▶ [Given exercise] Print the entries in full, word for word, but not the pictures.
begin
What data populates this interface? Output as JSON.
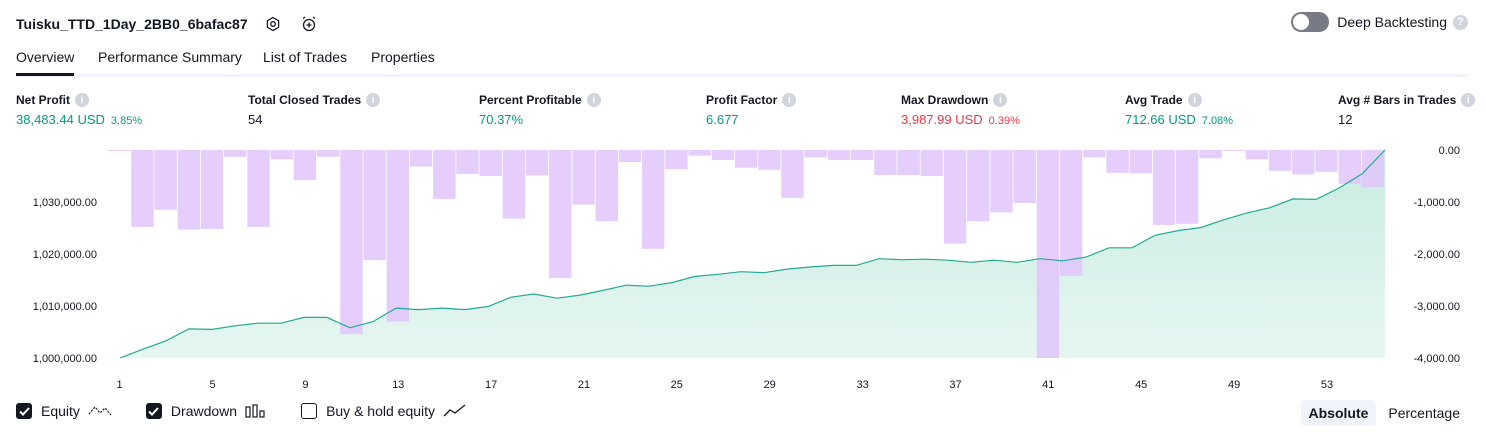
{
  "header": {
    "title": "Tuisku_TTD_1Day_2BB0_6bafac87",
    "settings_icon": "gear-icon",
    "alert_icon": "alarm-clock-add-icon"
  },
  "deep_backtesting": {
    "label": "Deep Backtesting",
    "enabled": false,
    "help": "?"
  },
  "tabs": [
    {
      "label": "Overview",
      "active": true
    },
    {
      "label": "Performance Summary",
      "active": false
    },
    {
      "label": "List of Trades",
      "active": false
    },
    {
      "label": "Properties",
      "active": false
    }
  ],
  "metrics": [
    {
      "label": "Net Profit",
      "value": "38,483.44 USD",
      "pct": "3.85%",
      "color": "green"
    },
    {
      "label": "Total Closed Trades",
      "value": "54",
      "pct": "",
      "color": "dark"
    },
    {
      "label": "Percent Profitable",
      "value": "70.37%",
      "pct": "",
      "color": "green"
    },
    {
      "label": "Profit Factor",
      "value": "6.677",
      "pct": "",
      "color": "green"
    },
    {
      "label": "Max Drawdown",
      "value": "3,987.99 USD",
      "pct": "0.39%",
      "color": "red"
    },
    {
      "label": "Avg Trade",
      "value": "712.66 USD",
      "pct": "7.08%",
      "color": "green"
    },
    {
      "label": "Avg # Bars in Trades",
      "value": "12",
      "pct": "",
      "color": "dark"
    }
  ],
  "info_glyph": "i",
  "colors": {
    "green": "#089981",
    "red": "#f23645",
    "drawdown": "#e1c4fb",
    "equity_line": "#22ab94",
    "equity_fill": "#c8ece1"
  },
  "chart_data": {
    "type": "line",
    "x_ticks": [
      "1",
      "5",
      "9",
      "13",
      "17",
      "21",
      "25",
      "29",
      "33",
      "37",
      "41",
      "45",
      "49",
      "53"
    ],
    "left_axis_ticks": [
      "1,030,000.00",
      "1,020,000.00",
      "1,010,000.00",
      "1,000,000.00"
    ],
    "right_axis_ticks": [
      "0.00",
      "-1,000.00",
      "-2,000.00",
      "-3,000.00",
      "-4,000.00"
    ],
    "left_ylim": [
      1000000,
      1040000
    ],
    "right_ylim": [
      -4000,
      0
    ],
    "series": [
      {
        "name": "Equity",
        "type": "area",
        "axis": "left",
        "values": [
          1000000,
          1001700,
          1003300,
          1005600,
          1005500,
          1006200,
          1006700,
          1006700,
          1007800,
          1007800,
          1005800,
          1007000,
          1009600,
          1009300,
          1009600,
          1009300,
          1009900,
          1011700,
          1012300,
          1011500,
          1012100,
          1013000,
          1014000,
          1013800,
          1014500,
          1015700,
          1016100,
          1016600,
          1016400,
          1017100,
          1017500,
          1017800,
          1017800,
          1019100,
          1018900,
          1019000,
          1018800,
          1018400,
          1018800,
          1018400,
          1019100,
          1018700,
          1019400,
          1021200,
          1021200,
          1023600,
          1024500,
          1025100,
          1026600,
          1027900,
          1028900,
          1030600,
          1030500,
          1032700,
          1035400,
          1040000
        ]
      },
      {
        "name": "Drawdown",
        "type": "bar",
        "axis": "right",
        "values": [
          0,
          -1480,
          -1150,
          -1530,
          -1520,
          -130,
          -1480,
          -180,
          -580,
          -130,
          -3540,
          -2120,
          -3300,
          -320,
          -940,
          -460,
          -500,
          -1320,
          -490,
          -2460,
          -1050,
          -1370,
          -230,
          -1900,
          -370,
          -110,
          -190,
          -340,
          -380,
          -920,
          -140,
          -190,
          -190,
          -480,
          -480,
          -500,
          -1800,
          -1370,
          -1200,
          -1020,
          -4000,
          -2420,
          -140,
          -440,
          -450,
          -1440,
          -1420,
          -160,
          0,
          -180,
          -400,
          -470,
          -420,
          -650,
          -720
        ]
      }
    ]
  },
  "legend": [
    {
      "label": "Equity",
      "checked": true,
      "icon": "equity-line-icon"
    },
    {
      "label": "Drawdown",
      "checked": true,
      "icon": "drawdown-bars-icon"
    },
    {
      "label": "Buy & hold equity",
      "checked": false,
      "icon": "buy-hold-line-icon"
    }
  ],
  "modes": [
    {
      "label": "Absolute",
      "active": true
    },
    {
      "label": "Percentage",
      "active": false
    }
  ]
}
end
▶ [Output of the task]
What data populates this interface? Output as JSON.
{
  "header": {
    "title": "Tuisku_TTD_1Day_2BB0_6bafac87",
    "settings_icon": "gear-icon",
    "alert_icon": "alarm-clock-add-icon"
  },
  "deep_backtesting": {
    "label": "Deep Backtesting",
    "enabled": false,
    "help": "?"
  },
  "tabs": [
    {
      "label": "Overview",
      "active": true
    },
    {
      "label": "Performance Summary",
      "active": false
    },
    {
      "label": "List of Trades",
      "active": false
    },
    {
      "label": "Properties",
      "active": false
    }
  ],
  "metrics": [
    {
      "label": "Net Profit",
      "value": "38,483.44 USD",
      "pct": "3.85%",
      "color": "green"
    },
    {
      "label": "Total Closed Trades",
      "value": "54",
      "pct": "",
      "color": "dark"
    },
    {
      "label": "Percent Profitable",
      "value": "70.37%",
      "pct": "",
      "color": "green"
    },
    {
      "label": "Profit Factor",
      "value": "6.677",
      "pct": "",
      "color": "green"
    },
    {
      "label": "Max Drawdown",
      "value": "3,987.99 USD",
      "pct": "0.39%",
      "color": "red"
    },
    {
      "label": "Avg Trade",
      "value": "712.66 USD",
      "pct": "7.08%",
      "color": "green"
    },
    {
      "label": "Avg # Bars in Trades",
      "value": "12",
      "pct": "",
      "color": "dark"
    }
  ],
  "info_glyph": "i",
  "colors": {
    "green": "#089981",
    "red": "#f23645",
    "drawdown": "#e1c4fb",
    "equity_line": "#22ab94",
    "equity_fill": "#c8ece1"
  },
  "chart_data": {
    "type": "line",
    "x_ticks": [
      "1",
      "5",
      "9",
      "13",
      "17",
      "21",
      "25",
      "29",
      "33",
      "37",
      "41",
      "45",
      "49",
      "53"
    ],
    "left_axis_ticks": [
      "1,030,000.00",
      "1,020,000.00",
      "1,010,000.00",
      "1,000,000.00"
    ],
    "right_axis_ticks": [
      "0.00",
      "-1,000.00",
      "-2,000.00",
      "-3,000.00",
      "-4,000.00"
    ],
    "left_ylim": [
      1000000,
      1040000
    ],
    "right_ylim": [
      -4000,
      0
    ],
    "series": [
      {
        "name": "Equity",
        "type": "area",
        "axis": "left",
        "values": [
          1000000,
          1001700,
          1003300,
          1005600,
          1005500,
          1006200,
          1006700,
          1006700,
          1007800,
          1007800,
          1005800,
          1007000,
          1009600,
          1009300,
          1009600,
          1009300,
          1009900,
          1011700,
          1012300,
          1011500,
          1012100,
          1013000,
          1014000,
          1013800,
          1014500,
          1015700,
          1016100,
          1016600,
          1016400,
          1017100,
          1017500,
          1017800,
          1017800,
          1019100,
          1018900,
          1019000,
          1018800,
          1018400,
          1018800,
          1018400,
          1019100,
          1018700,
          1019400,
          1021200,
          1021200,
          1023600,
          1024500,
          1025100,
          1026600,
          1027900,
          1028900,
          1030600,
          1030500,
          1032700,
          1035400,
          1040000
        ]
      },
      {
        "name": "Drawdown",
        "type": "bar",
        "axis": "right",
        "values": [
          0,
          -1480,
          -1150,
          -1530,
          -1520,
          -130,
          -1480,
          -180,
          -580,
          -130,
          -3540,
          -2120,
          -3300,
          -320,
          -940,
          -460,
          -500,
          -1320,
          -490,
          -2460,
          -1050,
          -1370,
          -230,
          -1900,
          -370,
          -110,
          -190,
          -340,
          -380,
          -920,
          -140,
          -190,
          -190,
          -480,
          -480,
          -500,
          -1800,
          -1370,
          -1200,
          -1020,
          -4000,
          -2420,
          -140,
          -440,
          -450,
          -1440,
          -1420,
          -160,
          0,
          -180,
          -400,
          -470,
          -420,
          -650,
          -720
        ]
      }
    ]
  },
  "legend": [
    {
      "label": "Equity",
      "checked": true,
      "icon": "equity-line-icon"
    },
    {
      "label": "Drawdown",
      "checked": true,
      "icon": "drawdown-bars-icon"
    },
    {
      "label": "Buy & hold equity",
      "checked": false,
      "icon": "buy-hold-line-icon"
    }
  ],
  "modes": [
    {
      "label": "Absolute",
      "active": true
    },
    {
      "label": "Percentage",
      "active": false
    }
  ]
}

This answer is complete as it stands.